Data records
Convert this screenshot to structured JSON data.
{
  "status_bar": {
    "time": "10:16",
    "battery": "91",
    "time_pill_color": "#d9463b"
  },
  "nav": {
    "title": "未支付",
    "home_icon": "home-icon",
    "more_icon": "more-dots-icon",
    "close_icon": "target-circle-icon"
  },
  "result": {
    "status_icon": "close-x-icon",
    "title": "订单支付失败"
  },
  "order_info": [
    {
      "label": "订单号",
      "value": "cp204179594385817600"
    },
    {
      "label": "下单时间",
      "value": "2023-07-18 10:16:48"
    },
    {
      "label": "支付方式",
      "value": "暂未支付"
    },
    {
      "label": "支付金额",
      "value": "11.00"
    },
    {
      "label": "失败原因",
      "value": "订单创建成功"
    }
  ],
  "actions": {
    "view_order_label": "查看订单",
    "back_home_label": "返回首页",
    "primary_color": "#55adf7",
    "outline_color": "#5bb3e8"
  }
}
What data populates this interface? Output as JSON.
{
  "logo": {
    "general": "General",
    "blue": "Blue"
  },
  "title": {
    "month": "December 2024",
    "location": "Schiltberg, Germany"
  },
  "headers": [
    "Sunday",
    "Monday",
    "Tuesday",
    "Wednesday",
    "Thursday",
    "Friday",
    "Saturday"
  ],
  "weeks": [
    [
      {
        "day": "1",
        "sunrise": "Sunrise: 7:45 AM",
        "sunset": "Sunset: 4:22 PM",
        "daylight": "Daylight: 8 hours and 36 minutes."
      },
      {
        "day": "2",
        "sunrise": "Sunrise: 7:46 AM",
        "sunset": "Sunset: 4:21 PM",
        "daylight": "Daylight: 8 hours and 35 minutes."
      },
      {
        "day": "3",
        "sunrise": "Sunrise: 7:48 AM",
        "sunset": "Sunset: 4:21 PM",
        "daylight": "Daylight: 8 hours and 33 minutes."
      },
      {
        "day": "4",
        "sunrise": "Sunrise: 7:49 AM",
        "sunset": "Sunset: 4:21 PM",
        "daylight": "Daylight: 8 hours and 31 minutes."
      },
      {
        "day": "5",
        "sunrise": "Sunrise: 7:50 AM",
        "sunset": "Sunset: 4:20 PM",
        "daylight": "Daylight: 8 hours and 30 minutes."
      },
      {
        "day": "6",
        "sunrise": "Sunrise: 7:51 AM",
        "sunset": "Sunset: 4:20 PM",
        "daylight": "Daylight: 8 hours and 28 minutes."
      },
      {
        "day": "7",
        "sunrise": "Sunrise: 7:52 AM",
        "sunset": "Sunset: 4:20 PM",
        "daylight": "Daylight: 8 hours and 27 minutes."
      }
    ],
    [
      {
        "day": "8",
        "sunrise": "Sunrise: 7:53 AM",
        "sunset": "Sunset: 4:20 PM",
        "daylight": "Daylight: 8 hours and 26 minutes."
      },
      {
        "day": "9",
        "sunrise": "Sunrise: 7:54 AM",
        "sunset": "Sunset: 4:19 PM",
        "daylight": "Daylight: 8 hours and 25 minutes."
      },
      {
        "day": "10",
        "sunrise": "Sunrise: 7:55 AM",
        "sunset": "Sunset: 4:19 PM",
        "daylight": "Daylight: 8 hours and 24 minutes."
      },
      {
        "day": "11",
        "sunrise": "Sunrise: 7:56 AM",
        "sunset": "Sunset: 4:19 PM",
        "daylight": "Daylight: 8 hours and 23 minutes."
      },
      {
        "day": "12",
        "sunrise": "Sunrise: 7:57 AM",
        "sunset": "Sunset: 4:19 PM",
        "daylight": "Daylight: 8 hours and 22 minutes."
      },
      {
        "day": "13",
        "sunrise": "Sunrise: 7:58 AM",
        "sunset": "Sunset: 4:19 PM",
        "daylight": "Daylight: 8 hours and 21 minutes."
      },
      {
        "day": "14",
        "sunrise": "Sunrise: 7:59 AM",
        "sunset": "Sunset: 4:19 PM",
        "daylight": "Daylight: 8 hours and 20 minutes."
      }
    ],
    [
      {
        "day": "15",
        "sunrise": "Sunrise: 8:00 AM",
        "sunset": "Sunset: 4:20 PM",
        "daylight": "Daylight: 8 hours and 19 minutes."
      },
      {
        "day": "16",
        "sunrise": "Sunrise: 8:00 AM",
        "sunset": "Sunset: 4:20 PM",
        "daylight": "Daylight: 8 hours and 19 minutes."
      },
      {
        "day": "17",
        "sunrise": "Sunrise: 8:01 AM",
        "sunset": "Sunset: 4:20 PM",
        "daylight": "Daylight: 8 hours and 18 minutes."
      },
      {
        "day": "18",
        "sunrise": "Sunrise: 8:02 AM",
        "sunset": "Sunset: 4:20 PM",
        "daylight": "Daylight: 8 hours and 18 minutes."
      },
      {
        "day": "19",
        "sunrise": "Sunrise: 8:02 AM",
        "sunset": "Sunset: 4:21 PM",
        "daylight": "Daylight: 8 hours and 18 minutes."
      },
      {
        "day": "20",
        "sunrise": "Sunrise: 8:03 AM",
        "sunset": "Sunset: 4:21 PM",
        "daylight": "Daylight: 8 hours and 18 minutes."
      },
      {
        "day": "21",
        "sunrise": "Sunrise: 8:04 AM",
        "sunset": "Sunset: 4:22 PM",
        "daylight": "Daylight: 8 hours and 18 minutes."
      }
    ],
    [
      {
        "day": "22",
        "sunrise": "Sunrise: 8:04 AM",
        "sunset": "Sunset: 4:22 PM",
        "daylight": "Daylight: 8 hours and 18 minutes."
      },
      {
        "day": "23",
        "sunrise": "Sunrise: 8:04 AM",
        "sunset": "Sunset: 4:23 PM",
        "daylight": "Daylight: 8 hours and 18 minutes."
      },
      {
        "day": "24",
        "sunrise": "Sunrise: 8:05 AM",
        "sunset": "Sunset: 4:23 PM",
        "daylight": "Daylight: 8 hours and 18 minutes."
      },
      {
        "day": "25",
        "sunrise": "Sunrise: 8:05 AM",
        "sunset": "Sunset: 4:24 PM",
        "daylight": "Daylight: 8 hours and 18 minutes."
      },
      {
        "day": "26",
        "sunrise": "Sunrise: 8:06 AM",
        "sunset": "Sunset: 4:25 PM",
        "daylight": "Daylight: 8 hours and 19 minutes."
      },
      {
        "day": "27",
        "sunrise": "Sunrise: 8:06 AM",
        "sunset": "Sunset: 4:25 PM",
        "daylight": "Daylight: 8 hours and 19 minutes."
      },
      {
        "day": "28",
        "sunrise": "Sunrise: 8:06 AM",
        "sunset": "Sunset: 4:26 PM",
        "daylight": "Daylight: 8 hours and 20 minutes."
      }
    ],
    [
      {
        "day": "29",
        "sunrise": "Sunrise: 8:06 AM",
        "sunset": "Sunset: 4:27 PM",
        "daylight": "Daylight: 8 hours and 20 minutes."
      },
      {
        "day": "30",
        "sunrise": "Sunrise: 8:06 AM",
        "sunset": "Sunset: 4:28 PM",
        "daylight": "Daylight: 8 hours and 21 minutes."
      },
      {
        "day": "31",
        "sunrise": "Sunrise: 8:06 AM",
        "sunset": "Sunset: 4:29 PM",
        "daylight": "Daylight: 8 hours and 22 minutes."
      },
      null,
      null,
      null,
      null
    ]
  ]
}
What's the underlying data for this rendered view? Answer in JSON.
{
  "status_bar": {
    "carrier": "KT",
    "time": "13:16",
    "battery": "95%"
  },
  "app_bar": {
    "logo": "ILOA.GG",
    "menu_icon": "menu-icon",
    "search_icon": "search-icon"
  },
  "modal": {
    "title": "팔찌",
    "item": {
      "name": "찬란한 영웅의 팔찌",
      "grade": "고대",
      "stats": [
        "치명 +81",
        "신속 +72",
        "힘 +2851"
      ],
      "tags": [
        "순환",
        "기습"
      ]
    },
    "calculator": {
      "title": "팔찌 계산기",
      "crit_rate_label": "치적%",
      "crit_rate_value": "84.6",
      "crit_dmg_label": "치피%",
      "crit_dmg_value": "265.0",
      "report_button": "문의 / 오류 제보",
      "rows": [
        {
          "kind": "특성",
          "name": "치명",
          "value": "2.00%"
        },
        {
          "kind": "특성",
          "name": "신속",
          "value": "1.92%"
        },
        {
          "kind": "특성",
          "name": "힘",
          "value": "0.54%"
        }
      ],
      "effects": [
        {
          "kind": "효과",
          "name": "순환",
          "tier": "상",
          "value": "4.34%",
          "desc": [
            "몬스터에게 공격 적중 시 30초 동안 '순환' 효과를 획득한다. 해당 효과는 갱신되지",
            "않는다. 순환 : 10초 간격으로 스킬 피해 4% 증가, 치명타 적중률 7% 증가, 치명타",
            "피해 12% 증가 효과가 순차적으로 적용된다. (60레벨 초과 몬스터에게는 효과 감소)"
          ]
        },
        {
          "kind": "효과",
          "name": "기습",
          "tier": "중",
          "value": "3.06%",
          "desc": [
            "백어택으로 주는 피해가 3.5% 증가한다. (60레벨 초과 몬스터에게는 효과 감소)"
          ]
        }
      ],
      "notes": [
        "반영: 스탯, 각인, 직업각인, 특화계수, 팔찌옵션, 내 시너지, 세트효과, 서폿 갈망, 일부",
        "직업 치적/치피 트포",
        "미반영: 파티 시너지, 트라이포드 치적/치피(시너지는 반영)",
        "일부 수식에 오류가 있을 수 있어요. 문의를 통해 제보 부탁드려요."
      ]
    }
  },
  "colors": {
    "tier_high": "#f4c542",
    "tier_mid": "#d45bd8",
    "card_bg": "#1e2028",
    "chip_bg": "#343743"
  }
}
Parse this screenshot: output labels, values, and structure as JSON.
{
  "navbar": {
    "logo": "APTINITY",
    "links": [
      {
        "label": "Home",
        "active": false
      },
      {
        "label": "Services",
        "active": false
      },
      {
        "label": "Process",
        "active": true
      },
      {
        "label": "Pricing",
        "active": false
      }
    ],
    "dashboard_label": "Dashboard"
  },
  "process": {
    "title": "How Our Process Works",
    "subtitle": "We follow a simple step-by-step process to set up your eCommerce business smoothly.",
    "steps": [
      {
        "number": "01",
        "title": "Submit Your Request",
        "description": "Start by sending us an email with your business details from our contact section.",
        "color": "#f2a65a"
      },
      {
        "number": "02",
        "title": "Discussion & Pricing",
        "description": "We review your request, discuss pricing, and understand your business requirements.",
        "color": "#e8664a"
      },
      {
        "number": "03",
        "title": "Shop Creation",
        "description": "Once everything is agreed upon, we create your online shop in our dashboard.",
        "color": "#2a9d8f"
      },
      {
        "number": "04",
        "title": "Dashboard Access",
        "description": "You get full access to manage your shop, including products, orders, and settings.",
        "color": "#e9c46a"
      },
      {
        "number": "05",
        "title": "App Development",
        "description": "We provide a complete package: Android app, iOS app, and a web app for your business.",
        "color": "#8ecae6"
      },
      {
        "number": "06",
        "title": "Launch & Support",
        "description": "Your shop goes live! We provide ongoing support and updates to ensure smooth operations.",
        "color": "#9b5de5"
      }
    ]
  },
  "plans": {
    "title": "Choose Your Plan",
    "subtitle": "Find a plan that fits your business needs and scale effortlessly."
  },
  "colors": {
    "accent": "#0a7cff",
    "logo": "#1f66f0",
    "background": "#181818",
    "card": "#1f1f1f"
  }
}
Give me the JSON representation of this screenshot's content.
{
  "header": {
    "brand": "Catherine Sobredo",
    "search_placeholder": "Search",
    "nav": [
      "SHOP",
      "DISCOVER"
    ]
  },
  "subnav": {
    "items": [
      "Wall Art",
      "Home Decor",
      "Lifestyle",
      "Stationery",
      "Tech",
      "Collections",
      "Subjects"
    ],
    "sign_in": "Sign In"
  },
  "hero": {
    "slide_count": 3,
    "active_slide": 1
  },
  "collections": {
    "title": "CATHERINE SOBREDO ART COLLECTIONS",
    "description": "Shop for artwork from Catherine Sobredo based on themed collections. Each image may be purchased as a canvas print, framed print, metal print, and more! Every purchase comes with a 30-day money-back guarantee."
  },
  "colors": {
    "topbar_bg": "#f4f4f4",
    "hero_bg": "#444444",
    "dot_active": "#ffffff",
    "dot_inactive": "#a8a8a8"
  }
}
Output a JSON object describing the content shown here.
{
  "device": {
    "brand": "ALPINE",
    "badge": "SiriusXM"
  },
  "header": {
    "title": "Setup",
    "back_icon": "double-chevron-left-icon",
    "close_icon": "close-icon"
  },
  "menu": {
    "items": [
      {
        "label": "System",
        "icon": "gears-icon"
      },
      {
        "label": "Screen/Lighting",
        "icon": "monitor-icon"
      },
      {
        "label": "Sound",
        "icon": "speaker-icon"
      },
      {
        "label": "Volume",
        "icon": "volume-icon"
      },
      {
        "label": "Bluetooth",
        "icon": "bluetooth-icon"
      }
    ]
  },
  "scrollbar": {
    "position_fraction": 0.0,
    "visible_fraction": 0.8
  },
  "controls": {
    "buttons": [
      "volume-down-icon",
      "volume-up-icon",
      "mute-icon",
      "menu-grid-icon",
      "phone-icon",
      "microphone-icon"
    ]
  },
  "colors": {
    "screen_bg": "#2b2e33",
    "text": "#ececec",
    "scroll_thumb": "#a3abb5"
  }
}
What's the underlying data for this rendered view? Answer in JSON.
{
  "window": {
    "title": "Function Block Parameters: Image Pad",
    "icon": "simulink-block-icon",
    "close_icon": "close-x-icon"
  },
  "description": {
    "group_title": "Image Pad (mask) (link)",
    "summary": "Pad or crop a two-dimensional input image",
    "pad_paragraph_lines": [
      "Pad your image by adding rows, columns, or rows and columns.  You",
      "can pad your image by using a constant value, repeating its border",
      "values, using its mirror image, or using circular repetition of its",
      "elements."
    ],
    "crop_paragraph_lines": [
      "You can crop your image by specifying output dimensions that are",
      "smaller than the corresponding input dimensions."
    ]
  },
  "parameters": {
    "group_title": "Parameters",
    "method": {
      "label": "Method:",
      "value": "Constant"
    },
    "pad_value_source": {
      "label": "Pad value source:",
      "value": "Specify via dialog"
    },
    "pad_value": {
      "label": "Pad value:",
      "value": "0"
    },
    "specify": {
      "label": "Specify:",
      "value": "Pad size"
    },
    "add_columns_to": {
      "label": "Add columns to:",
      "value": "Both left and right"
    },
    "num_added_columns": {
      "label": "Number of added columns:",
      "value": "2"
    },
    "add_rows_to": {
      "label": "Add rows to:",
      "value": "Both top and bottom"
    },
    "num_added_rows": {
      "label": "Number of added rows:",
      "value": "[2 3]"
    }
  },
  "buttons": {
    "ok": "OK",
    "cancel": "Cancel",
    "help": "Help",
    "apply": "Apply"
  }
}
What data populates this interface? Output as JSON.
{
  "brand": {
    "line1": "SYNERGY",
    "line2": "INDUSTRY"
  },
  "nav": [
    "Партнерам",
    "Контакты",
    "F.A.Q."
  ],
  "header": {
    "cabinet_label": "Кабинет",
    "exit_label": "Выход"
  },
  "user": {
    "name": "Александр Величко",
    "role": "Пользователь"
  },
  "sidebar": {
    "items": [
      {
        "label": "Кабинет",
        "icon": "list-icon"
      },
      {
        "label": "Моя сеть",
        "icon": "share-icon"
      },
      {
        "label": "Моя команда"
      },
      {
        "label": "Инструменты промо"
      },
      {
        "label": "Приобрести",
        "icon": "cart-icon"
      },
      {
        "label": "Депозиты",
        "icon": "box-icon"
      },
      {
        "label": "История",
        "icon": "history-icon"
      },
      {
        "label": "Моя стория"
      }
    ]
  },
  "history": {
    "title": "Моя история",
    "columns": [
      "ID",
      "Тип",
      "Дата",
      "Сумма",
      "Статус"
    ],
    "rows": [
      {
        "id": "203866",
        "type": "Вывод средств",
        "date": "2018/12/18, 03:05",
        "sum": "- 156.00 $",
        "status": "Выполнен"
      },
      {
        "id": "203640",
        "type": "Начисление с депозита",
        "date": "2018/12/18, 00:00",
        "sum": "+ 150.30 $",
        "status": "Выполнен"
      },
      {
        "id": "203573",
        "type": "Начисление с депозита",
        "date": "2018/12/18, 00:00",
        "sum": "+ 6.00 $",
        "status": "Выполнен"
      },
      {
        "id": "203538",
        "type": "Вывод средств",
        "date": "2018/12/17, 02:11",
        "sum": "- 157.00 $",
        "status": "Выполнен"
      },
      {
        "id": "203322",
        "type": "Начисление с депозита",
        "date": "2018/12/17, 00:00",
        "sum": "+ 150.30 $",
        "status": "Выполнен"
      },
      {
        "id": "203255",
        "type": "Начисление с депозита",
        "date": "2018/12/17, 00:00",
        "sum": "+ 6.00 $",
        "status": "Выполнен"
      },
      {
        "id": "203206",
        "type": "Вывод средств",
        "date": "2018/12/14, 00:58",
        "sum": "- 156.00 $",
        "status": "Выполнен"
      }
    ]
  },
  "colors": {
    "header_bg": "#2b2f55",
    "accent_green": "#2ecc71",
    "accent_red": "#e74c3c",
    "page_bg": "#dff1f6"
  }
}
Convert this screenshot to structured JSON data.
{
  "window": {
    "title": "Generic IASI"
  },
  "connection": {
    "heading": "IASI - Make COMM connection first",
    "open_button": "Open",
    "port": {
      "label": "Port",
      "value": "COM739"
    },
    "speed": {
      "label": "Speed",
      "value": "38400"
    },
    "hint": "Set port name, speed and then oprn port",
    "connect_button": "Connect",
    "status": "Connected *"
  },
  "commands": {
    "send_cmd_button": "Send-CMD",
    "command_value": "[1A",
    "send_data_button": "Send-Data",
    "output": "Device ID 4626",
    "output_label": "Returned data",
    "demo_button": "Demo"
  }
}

DIRECTION >> Collect each line holding the string "more".

SOLUTION FOR THIS PROBLEM >>
    "more_icon": "more-dots-icon",
    "description": "Shop for artwork from Catherine Sobredo based on themed collections. Each image may be purchased as a canvas print, framed print, metal print, and more! Every purchase comes with a 30-day money-back guarantee."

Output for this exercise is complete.